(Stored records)
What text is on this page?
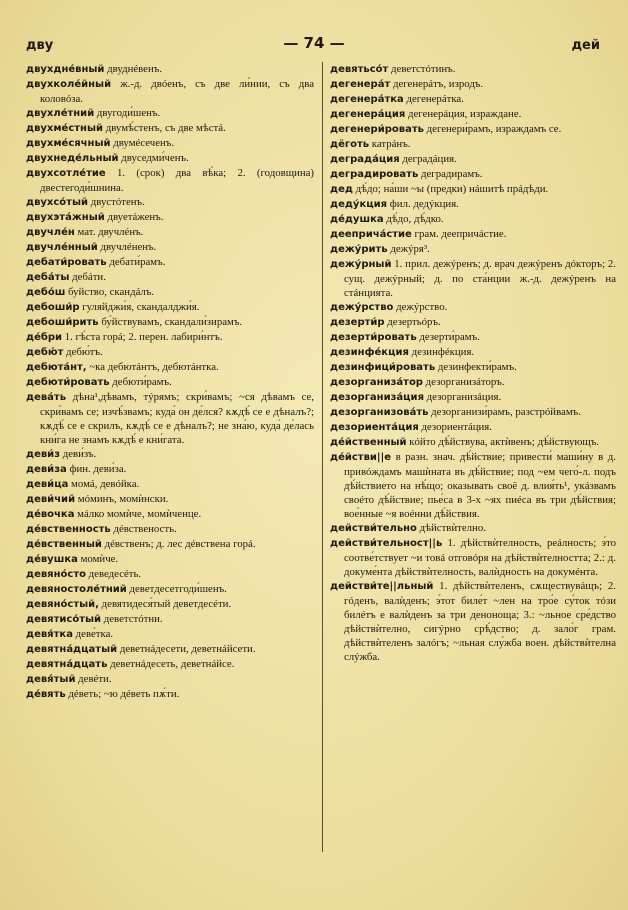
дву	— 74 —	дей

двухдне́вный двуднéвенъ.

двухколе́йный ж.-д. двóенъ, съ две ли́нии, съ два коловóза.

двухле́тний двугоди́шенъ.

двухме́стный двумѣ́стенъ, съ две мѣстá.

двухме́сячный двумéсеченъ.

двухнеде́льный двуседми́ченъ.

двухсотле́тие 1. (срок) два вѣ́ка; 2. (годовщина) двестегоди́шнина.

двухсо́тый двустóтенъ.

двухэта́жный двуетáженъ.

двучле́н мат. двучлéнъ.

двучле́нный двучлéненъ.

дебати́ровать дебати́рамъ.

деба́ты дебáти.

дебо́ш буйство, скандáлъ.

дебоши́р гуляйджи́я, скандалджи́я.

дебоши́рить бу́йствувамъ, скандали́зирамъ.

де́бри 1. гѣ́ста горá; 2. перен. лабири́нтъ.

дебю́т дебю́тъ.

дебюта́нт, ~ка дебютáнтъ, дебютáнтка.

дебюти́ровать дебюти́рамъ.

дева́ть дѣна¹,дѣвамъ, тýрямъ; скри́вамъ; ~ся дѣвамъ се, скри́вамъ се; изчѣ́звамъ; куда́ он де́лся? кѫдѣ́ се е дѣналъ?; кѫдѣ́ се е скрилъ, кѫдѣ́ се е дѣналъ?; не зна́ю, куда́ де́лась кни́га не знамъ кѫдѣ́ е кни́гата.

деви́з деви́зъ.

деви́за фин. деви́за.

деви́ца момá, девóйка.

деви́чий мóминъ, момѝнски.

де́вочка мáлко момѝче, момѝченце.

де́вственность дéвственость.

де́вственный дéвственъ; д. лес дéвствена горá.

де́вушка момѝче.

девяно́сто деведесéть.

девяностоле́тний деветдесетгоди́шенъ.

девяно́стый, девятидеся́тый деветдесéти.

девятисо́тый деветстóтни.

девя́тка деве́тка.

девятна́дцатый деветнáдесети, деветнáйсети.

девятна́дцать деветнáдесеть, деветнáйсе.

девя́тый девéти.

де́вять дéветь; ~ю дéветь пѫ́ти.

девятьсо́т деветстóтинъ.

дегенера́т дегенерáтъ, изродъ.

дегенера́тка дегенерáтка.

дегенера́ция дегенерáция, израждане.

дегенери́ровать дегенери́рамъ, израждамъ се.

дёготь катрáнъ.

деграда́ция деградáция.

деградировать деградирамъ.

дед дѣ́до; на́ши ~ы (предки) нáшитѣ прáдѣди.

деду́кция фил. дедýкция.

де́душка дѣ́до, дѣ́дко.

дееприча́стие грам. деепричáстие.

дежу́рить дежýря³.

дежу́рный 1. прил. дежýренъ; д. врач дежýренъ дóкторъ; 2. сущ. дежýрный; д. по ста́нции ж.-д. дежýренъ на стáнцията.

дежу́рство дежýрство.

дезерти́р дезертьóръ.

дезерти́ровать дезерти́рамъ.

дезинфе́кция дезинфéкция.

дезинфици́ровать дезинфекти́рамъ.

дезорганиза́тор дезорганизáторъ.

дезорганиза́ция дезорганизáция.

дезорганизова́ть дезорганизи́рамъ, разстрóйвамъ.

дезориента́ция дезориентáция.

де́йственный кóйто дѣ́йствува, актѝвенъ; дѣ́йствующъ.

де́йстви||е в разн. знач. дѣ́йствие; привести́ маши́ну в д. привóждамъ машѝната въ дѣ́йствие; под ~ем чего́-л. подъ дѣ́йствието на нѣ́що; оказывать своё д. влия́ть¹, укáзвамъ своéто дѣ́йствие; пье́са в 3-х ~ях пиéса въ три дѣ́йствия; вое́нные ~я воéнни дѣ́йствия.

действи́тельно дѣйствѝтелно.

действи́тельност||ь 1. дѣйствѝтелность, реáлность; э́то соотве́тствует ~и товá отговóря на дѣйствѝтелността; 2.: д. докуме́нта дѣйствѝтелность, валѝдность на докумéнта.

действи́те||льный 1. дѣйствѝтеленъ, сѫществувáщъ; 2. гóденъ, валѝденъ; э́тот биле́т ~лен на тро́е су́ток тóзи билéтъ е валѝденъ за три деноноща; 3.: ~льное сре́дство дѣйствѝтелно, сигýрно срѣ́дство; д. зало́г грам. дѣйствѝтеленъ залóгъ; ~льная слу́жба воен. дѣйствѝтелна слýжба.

--

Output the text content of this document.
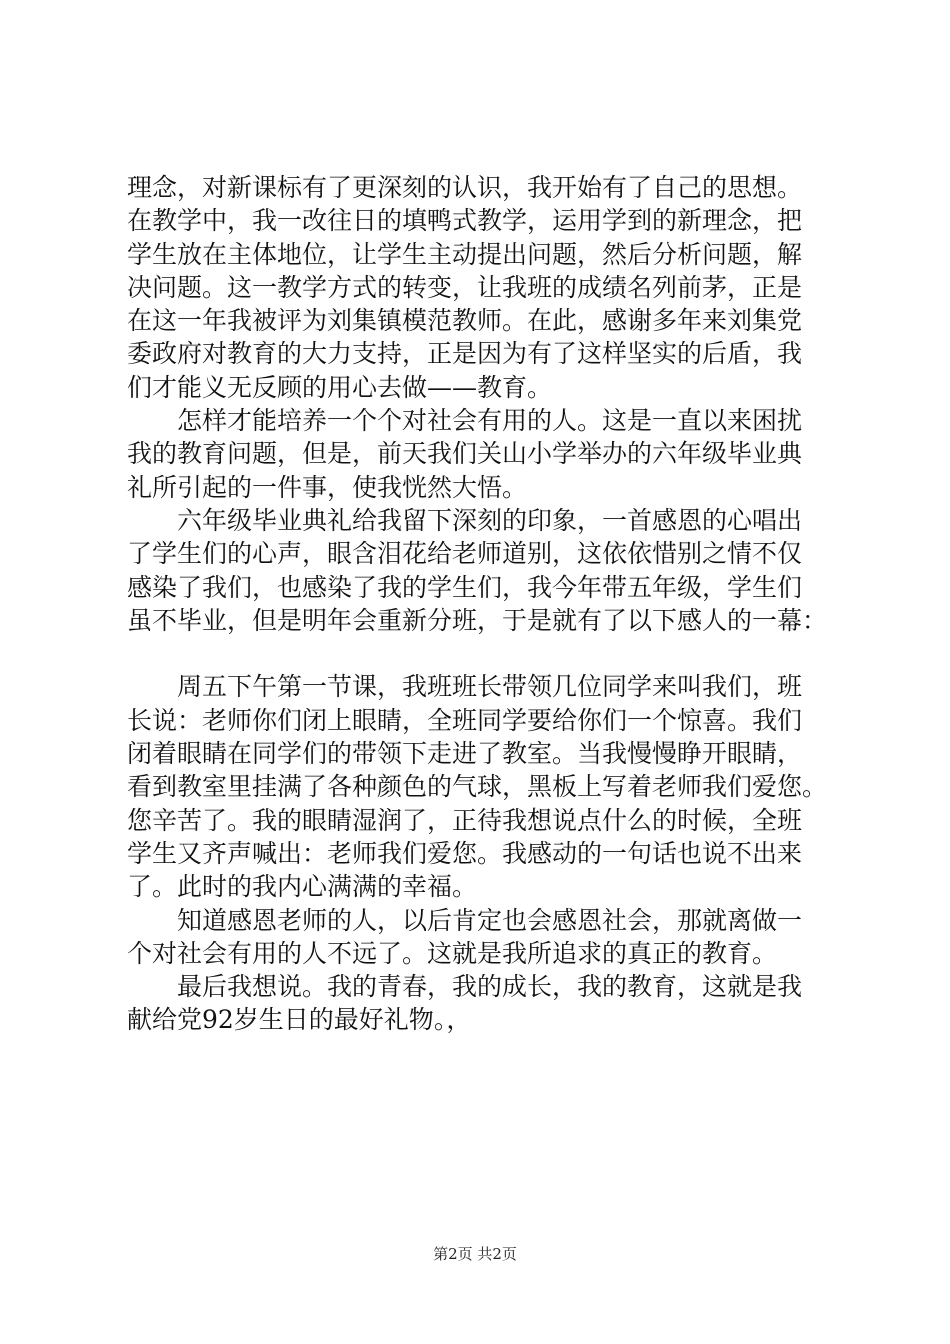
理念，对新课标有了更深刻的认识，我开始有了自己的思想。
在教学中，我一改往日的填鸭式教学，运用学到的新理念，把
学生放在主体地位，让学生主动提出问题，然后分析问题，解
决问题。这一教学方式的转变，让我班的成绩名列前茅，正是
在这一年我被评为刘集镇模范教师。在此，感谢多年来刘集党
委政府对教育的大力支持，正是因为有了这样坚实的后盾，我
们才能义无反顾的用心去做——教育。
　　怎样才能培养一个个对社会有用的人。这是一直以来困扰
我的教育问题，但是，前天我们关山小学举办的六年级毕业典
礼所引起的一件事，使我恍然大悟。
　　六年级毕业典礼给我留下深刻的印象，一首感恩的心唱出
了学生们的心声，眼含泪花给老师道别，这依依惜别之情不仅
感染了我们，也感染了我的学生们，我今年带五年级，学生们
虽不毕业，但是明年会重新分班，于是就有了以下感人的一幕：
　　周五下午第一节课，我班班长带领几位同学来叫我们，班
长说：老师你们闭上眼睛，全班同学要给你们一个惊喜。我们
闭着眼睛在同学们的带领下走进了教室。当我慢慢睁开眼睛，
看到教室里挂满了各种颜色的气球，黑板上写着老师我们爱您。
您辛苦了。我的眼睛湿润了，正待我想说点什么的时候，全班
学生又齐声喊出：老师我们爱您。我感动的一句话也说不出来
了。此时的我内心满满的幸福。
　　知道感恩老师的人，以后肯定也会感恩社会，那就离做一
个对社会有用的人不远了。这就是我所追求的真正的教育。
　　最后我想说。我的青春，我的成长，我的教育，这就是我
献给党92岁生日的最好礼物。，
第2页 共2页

==

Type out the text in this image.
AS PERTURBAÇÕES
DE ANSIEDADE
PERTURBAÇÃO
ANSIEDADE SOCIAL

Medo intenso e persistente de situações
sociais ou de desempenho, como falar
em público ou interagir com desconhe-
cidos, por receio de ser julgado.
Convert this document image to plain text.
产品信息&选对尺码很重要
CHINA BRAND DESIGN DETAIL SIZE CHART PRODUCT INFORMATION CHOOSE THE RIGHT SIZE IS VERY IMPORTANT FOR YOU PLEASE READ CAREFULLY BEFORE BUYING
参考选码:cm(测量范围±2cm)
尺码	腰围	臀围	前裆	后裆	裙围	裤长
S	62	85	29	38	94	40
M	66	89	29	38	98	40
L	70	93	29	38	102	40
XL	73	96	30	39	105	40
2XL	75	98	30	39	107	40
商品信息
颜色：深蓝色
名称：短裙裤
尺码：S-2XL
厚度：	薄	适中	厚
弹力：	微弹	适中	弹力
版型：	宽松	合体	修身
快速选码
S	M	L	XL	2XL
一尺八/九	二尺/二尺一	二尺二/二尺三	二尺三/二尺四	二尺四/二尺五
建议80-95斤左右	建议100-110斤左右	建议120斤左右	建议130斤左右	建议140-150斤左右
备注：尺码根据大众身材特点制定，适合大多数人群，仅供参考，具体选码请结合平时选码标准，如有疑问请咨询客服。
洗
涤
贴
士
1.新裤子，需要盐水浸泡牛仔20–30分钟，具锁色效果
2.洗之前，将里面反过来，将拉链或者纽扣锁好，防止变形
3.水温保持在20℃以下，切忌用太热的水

Problem requirements –
Pull out all lines from the listing that contain the string "text".

Complete output –
What text is on this page?
Output the text content of this document.
Type out the text in this image.
Convert this document image to plain text.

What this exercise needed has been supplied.